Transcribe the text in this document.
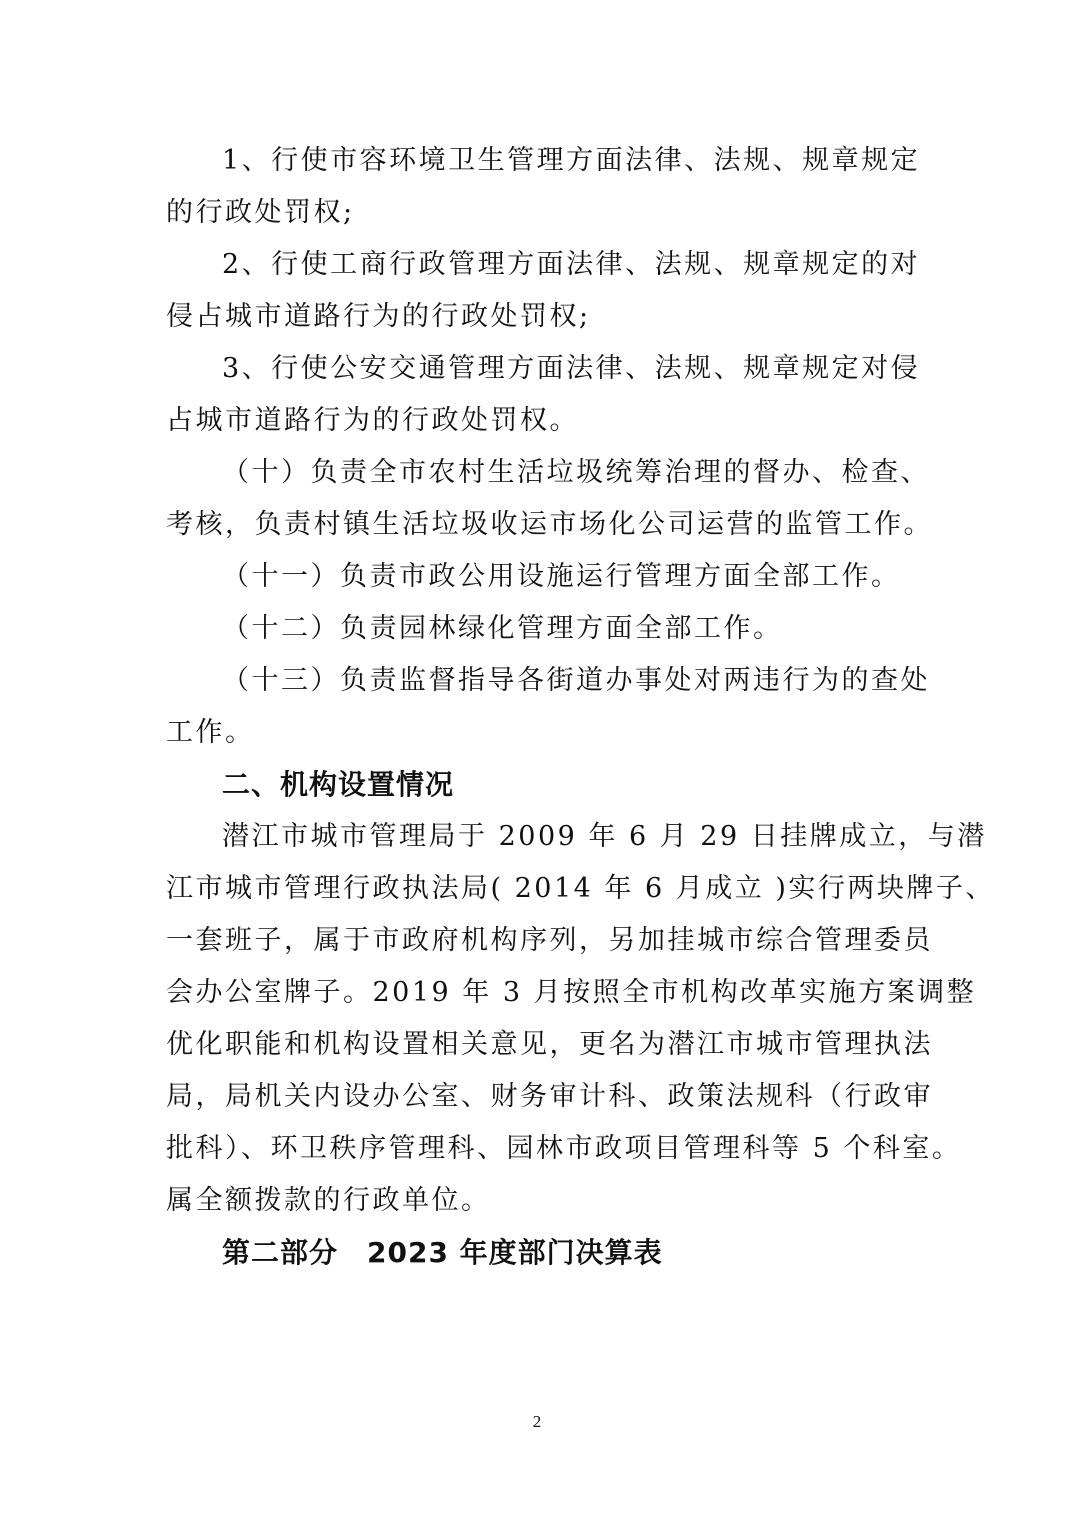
1、行使市容环境卫生管理方面法律、法规、规章规定
的行政处罚权;
2、行使工商行政管理方面法律、法规、规章规定的对
侵占城市道路行为的行政处罚权;
3、行使公安交通管理方面法律、法规、规章规定对侵
占城市道路行为的行政处罚权。
（十）负责全市农村生活垃圾统筹治理的督办、检查、
考核，负责村镇生活垃圾收运市场化公司运营的监管工作。
（十一）负责市政公用设施运行管理方面全部工作。
（十二）负责园林绿化管理方面全部工作。
（十三）负责监督指导各街道办事处对两违行为的查处
工作。
二、机构设置情况
潜江市城市管理局于 2009 年 6 月 29 日挂牌成立，与潜
江市城市管理行政执法局( 2014 年 6 月成立 )实行两块牌子、
一套班子，属于市政府机构序列，另加挂城市综合管理委员
会办公室牌子。2019 年 3 月按照全市机构改革实施方案调整
优化职能和机构设置相关意见，更名为潜江市城市管理执法
局，局机关内设办公室、财务审计科、政策法规科（行政审
批科）、环卫秩序管理科、园林市政项目管理科等 5 个科室。
属全额拨款的行政单位。
第二部分　2023 年度部门决算表
2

__EXERCISE DESCRIPTION__
Quote the preceding records in their entirety, excluding every picture.

__TASK ANSWER__
Transcribe the text in this document.
1、行使市容环境卫生管理方面法律、法规、规章规定
的行政处罚权;
2、行使工商行政管理方面法律、法规、规章规定的对
侵占城市道路行为的行政处罚权;
3、行使公安交通管理方面法律、法规、规章规定对侵
占城市道路行为的行政处罚权。
（十）负责全市农村生活垃圾统筹治理的督办、检查、
考核，负责村镇生活垃圾收运市场化公司运营的监管工作。
（十一）负责市政公用设施运行管理方面全部工作。
（十二）负责园林绿化管理方面全部工作。
（十三）负责监督指导各街道办事处对两违行为的查处
工作。
二、机构设置情况
潜江市城市管理局于 2009 年 6 月 29 日挂牌成立，与潜
江市城市管理行政执法局( 2014 年 6 月成立 )实行两块牌子、
一套班子，属于市政府机构序列，另加挂城市综合管理委员
会办公室牌子。2019 年 3 月按照全市机构改革实施方案调整
优化职能和机构设置相关意见，更名为潜江市城市管理执法
局，局机关内设办公室、财务审计科、政策法规科（行政审
批科）、环卫秩序管理科、园林市政项目管理科等 5 个科室。
属全额拨款的行政单位。
第二部分　2023 年度部门决算表
2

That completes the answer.